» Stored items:
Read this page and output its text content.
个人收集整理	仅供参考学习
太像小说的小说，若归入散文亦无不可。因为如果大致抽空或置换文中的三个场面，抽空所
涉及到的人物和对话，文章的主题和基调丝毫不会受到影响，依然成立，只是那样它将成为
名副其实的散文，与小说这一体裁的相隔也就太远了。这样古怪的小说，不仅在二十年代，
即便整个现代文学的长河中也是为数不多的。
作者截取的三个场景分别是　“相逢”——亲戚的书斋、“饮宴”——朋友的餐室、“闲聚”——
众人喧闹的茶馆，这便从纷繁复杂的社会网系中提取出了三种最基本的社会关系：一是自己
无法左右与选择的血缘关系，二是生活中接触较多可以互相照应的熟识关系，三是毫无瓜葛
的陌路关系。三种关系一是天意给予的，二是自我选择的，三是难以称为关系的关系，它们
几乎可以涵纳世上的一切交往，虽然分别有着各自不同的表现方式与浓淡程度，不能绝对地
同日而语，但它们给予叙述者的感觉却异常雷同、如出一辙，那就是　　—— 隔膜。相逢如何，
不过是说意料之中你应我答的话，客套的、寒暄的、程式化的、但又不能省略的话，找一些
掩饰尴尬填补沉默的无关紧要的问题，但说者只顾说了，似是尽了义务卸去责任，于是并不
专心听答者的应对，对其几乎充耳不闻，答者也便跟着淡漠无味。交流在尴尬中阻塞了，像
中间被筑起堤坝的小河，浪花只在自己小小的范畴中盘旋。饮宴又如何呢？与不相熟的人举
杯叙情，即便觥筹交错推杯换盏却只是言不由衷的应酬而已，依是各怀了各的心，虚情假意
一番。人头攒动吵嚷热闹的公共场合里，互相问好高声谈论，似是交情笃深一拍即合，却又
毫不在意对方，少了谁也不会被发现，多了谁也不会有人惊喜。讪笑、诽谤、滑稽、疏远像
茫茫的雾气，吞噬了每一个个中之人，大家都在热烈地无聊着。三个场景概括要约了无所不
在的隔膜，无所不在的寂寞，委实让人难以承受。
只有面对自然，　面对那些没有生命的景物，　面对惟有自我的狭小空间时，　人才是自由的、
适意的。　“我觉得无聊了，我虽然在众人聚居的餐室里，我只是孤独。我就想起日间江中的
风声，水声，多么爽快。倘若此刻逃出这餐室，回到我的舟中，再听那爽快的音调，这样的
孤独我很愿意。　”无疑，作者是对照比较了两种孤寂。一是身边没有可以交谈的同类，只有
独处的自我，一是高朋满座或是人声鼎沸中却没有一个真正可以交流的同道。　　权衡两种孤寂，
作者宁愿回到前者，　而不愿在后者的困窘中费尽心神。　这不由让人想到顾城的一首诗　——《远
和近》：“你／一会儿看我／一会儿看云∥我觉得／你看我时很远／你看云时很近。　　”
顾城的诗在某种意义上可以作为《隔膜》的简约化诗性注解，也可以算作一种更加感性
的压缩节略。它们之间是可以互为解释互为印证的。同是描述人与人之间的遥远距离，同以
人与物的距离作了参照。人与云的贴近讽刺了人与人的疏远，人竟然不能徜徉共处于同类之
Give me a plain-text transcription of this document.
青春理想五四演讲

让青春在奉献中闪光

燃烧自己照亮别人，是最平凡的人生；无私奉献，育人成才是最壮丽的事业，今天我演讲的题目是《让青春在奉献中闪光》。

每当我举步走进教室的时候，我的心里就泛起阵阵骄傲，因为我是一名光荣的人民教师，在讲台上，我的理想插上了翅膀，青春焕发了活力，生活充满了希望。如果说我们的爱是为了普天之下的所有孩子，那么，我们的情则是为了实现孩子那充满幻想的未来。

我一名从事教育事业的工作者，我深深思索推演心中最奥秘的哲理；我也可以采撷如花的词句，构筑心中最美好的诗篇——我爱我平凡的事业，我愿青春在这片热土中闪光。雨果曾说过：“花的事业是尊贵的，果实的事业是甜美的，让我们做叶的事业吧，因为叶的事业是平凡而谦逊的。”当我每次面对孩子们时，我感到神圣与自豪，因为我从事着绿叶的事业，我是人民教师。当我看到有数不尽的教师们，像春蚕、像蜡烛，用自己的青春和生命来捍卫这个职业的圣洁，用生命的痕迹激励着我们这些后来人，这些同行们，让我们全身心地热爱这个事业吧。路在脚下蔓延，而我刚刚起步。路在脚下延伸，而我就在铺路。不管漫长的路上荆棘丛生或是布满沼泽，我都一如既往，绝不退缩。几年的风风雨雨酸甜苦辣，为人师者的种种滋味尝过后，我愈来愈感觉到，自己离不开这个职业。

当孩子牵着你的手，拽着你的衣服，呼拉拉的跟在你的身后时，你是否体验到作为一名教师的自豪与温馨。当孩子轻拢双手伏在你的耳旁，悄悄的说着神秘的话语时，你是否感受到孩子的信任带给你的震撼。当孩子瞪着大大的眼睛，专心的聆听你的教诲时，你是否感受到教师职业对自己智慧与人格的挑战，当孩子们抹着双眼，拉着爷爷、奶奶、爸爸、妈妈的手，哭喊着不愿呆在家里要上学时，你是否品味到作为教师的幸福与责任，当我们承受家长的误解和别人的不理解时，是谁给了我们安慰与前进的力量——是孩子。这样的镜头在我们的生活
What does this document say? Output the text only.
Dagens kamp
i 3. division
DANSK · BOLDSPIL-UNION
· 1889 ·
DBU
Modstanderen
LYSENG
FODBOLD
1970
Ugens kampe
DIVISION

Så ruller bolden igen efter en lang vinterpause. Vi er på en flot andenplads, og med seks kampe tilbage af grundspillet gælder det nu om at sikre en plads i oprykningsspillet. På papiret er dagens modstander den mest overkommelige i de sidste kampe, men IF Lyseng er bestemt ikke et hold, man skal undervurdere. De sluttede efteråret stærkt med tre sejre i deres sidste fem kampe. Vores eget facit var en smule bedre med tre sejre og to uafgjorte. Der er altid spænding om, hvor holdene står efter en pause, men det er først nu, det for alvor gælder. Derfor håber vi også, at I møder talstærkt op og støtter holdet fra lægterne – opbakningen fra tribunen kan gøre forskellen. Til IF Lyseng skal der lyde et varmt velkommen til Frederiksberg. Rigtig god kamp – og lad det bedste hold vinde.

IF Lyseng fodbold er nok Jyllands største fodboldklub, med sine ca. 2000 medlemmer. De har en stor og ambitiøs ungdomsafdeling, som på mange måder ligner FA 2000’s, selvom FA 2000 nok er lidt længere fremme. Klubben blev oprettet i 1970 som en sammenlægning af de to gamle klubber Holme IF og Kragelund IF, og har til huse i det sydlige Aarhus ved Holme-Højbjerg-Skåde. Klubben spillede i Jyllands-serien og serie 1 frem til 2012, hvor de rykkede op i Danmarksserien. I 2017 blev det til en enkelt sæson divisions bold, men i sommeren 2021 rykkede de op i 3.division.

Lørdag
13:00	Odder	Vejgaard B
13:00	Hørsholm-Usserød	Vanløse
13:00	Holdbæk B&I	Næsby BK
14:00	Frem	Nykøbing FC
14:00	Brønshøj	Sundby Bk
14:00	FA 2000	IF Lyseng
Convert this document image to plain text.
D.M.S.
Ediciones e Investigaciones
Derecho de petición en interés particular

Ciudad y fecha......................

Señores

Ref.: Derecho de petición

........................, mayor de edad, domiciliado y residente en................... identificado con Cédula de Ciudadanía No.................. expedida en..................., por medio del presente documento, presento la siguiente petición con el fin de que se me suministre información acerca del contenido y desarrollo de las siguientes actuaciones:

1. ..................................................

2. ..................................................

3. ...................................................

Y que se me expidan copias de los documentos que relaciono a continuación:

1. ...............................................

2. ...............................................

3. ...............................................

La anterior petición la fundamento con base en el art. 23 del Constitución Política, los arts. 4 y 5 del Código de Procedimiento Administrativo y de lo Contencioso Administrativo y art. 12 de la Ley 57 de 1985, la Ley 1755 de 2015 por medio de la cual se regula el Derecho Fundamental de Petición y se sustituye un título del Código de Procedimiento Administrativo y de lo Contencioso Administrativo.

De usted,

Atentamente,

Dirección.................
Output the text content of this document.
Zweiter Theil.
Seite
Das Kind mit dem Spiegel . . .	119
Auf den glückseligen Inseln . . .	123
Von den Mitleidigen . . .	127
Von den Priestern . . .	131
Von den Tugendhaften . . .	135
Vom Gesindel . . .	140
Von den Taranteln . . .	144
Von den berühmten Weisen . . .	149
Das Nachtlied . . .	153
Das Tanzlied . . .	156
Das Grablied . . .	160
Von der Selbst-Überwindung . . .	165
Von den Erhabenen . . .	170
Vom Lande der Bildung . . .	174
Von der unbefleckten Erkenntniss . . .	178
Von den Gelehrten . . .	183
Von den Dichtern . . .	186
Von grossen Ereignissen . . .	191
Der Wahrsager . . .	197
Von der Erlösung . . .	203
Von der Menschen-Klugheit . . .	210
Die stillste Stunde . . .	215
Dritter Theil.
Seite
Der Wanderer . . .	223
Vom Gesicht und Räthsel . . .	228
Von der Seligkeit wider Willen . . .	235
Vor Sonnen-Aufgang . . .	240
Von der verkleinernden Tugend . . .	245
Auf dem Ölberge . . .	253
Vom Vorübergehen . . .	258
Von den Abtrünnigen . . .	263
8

» WHAT THIS TASK INVOLVES:
Print exactly the lines from the one with "Output the text content of this document." through the end of the data, inclusive.

» COMPLETED TASK:
Output the text content of this document.
Zweiter Theil.
Seite
Das Kind mit dem Spiegel . . .	119
Auf den glückseligen Inseln . . .	123
Von den Mitleidigen . . .	127
Von den Priestern . . .	131
Von den Tugendhaften . . .	135
Vom Gesindel . . .	140
Von den Taranteln . . .	144
Von den berühmten Weisen . . .	149
Das Nachtlied . . .	153
Das Tanzlied . . .	156
Das Grablied . . .	160
Von der Selbst-Überwindung . . .	165
Von den Erhabenen . . .	170
Vom Lande der Bildung . . .	174
Von der unbefleckten Erkenntniss . . .	178
Von den Gelehrten . . .	183
Von den Dichtern . . .	186
Von grossen Ereignissen . . .	191
Der Wahrsager . . .	197
Von der Erlösung . . .	203
Von der Menschen-Klugheit . . .	210
Die stillste Stunde . . .	215
Dritter Theil.
Seite
Der Wanderer . . .	223
Vom Gesicht und Räthsel . . .	228
Von der Seligkeit wider Willen . . .	235
Vor Sonnen-Aufgang . . .	240
Von der verkleinernden Tugend . . .	245
Auf dem Ölberge . . .	253
Vom Vorübergehen . . .	258
Von den Abtrünnigen . . .	263
8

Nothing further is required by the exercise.